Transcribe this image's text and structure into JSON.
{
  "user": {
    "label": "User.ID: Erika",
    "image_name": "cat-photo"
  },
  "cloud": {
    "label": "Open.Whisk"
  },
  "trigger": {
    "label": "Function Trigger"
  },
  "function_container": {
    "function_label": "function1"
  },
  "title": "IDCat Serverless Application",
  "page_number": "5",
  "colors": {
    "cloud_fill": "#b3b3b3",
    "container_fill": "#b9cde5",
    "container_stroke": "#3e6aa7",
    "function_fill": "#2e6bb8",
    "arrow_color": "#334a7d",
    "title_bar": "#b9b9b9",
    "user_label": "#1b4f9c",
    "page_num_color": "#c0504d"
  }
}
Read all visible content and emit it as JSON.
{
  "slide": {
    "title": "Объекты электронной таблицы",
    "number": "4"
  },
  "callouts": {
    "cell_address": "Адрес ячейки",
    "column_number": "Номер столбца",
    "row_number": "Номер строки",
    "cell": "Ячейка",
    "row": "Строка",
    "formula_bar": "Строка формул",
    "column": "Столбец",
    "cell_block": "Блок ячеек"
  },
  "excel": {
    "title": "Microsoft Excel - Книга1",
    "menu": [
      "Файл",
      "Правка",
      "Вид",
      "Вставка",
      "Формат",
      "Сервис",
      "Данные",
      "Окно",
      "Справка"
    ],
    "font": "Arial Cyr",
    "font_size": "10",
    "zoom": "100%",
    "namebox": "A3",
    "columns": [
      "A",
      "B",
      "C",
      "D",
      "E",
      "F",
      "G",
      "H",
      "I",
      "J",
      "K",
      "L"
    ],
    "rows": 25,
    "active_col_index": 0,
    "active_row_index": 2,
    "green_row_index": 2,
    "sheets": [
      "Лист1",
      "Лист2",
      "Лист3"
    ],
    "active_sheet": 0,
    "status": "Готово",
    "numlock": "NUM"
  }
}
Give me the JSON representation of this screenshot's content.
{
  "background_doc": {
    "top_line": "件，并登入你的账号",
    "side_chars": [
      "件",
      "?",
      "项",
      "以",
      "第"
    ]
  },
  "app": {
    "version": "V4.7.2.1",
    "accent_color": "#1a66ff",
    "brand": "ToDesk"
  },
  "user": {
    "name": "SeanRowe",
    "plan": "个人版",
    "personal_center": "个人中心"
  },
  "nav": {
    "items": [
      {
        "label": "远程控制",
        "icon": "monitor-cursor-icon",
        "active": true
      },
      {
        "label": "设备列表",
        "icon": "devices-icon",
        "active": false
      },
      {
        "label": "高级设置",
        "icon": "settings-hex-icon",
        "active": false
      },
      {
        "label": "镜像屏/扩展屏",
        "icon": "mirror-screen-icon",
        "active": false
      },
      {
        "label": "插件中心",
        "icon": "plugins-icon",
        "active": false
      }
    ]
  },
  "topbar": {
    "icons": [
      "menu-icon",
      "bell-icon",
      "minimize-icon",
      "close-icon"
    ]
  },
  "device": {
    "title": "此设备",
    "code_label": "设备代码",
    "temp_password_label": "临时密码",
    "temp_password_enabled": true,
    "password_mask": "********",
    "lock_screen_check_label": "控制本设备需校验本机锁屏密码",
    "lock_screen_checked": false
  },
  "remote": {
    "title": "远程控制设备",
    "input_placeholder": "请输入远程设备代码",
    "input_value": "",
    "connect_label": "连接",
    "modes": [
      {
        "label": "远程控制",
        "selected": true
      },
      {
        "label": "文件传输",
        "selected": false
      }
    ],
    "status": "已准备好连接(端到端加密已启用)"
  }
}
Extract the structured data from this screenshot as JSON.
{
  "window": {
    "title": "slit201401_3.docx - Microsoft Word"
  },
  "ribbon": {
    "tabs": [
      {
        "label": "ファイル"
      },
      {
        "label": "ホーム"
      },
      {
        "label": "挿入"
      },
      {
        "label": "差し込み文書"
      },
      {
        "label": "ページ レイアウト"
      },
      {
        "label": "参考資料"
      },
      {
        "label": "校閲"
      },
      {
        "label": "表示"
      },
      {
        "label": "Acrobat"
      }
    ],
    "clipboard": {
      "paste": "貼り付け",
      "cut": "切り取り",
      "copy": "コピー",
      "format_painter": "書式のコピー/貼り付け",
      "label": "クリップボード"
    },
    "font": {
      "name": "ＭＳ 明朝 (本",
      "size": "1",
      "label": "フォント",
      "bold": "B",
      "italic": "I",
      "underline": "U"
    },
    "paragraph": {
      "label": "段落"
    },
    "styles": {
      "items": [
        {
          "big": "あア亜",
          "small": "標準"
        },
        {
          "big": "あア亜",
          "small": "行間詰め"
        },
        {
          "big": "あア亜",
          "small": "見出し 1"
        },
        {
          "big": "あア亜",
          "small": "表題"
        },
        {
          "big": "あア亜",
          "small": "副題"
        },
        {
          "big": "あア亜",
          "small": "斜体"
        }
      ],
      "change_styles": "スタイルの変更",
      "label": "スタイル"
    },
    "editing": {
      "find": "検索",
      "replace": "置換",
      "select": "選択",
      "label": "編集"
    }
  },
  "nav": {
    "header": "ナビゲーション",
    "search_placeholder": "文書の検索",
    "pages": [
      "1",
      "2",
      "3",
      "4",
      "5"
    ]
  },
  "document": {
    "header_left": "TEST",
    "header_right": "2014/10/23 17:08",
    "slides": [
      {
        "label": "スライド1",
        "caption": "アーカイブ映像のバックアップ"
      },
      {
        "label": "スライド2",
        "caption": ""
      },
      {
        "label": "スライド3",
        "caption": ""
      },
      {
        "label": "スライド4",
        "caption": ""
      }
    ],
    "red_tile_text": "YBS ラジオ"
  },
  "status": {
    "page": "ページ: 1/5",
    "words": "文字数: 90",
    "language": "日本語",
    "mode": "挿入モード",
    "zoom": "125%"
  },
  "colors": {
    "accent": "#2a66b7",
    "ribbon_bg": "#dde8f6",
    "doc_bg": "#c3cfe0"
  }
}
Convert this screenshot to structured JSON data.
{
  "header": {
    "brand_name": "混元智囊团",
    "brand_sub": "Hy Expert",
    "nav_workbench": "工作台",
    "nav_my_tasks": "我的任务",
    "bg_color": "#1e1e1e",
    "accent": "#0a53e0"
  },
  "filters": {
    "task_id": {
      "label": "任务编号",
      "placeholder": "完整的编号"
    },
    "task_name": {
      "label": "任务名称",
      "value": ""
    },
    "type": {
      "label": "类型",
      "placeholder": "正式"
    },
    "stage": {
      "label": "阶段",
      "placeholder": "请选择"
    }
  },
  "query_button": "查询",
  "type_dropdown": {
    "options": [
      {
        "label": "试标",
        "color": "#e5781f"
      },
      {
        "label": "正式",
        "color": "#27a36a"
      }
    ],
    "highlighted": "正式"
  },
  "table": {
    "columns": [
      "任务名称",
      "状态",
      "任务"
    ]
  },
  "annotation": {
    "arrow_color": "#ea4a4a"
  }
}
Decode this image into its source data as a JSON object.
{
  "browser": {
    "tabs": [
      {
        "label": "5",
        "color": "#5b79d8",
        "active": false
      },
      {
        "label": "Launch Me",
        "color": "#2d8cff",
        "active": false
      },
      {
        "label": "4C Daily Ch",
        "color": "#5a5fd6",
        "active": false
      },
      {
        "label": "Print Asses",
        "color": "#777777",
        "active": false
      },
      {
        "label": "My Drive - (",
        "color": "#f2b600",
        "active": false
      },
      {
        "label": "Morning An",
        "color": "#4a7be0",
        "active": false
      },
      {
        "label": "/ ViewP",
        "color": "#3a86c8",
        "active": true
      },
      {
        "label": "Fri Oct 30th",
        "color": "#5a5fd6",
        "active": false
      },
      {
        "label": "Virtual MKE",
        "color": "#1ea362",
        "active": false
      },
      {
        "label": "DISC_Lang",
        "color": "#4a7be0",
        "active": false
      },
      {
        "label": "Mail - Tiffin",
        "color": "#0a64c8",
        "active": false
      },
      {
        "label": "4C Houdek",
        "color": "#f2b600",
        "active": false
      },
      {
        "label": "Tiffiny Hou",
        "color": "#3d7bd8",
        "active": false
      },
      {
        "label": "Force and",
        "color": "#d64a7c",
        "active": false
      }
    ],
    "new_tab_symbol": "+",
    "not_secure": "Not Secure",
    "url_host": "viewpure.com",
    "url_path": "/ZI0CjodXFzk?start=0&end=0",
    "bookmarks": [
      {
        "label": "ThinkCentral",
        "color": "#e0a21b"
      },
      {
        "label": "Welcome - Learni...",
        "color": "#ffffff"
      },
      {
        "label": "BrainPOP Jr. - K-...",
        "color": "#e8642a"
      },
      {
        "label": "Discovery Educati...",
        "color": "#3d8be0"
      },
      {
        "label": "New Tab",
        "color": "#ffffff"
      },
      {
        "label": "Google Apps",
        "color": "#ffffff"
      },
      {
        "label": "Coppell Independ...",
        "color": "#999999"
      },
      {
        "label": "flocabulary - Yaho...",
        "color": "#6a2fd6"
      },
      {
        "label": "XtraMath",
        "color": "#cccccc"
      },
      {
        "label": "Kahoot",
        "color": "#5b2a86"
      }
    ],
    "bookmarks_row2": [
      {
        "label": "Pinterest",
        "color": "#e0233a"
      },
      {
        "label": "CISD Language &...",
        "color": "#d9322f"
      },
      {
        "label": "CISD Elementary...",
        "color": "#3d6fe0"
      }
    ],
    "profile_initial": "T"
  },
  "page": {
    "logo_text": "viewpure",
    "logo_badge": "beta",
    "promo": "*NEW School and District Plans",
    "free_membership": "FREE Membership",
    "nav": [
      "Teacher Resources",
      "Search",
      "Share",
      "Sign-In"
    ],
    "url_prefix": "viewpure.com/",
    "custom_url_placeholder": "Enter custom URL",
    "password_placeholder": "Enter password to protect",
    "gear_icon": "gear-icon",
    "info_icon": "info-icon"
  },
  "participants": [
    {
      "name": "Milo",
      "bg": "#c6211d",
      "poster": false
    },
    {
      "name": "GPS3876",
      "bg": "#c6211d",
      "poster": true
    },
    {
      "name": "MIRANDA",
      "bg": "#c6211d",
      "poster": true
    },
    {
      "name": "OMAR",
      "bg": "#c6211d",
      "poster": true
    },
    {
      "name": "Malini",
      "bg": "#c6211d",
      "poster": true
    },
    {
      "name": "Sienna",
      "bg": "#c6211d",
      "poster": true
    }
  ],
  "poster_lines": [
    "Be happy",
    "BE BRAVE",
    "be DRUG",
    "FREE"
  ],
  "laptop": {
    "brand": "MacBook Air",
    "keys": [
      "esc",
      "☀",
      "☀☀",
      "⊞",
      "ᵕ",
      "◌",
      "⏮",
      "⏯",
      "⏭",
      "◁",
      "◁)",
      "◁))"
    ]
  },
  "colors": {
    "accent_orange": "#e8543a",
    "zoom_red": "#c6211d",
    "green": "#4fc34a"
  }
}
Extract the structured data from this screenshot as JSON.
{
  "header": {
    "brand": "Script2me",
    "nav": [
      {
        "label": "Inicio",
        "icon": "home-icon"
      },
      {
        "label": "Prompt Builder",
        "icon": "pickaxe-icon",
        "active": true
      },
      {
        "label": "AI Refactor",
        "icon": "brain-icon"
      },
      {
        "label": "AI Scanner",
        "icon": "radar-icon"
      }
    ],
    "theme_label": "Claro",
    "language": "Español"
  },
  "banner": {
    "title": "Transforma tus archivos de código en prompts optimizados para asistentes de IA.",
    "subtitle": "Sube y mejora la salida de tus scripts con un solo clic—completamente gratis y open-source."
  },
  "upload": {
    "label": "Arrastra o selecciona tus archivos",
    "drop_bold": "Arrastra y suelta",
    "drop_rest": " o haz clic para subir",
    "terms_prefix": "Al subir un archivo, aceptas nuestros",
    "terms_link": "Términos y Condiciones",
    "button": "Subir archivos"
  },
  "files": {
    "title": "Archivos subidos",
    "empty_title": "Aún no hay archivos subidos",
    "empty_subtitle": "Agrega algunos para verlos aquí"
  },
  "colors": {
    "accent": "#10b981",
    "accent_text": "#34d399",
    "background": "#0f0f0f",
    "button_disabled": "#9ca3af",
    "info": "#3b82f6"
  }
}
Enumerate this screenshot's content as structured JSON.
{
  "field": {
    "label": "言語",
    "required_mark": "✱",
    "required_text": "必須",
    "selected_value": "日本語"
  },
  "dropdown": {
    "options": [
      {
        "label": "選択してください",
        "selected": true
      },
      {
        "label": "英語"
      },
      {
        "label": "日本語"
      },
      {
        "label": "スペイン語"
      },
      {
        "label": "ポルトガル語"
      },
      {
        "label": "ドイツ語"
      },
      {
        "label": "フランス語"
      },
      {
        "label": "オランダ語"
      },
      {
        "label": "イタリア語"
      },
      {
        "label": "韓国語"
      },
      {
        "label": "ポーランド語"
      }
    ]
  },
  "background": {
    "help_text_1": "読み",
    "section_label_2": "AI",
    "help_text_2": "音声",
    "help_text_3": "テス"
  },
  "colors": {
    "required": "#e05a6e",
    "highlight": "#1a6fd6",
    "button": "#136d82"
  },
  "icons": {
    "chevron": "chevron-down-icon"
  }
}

........

Each line that holds the word "status" should be extracted from the records.

    "status": "Готово",
    "status": "已准备好连接(端到端加密已启用)"
  "status": {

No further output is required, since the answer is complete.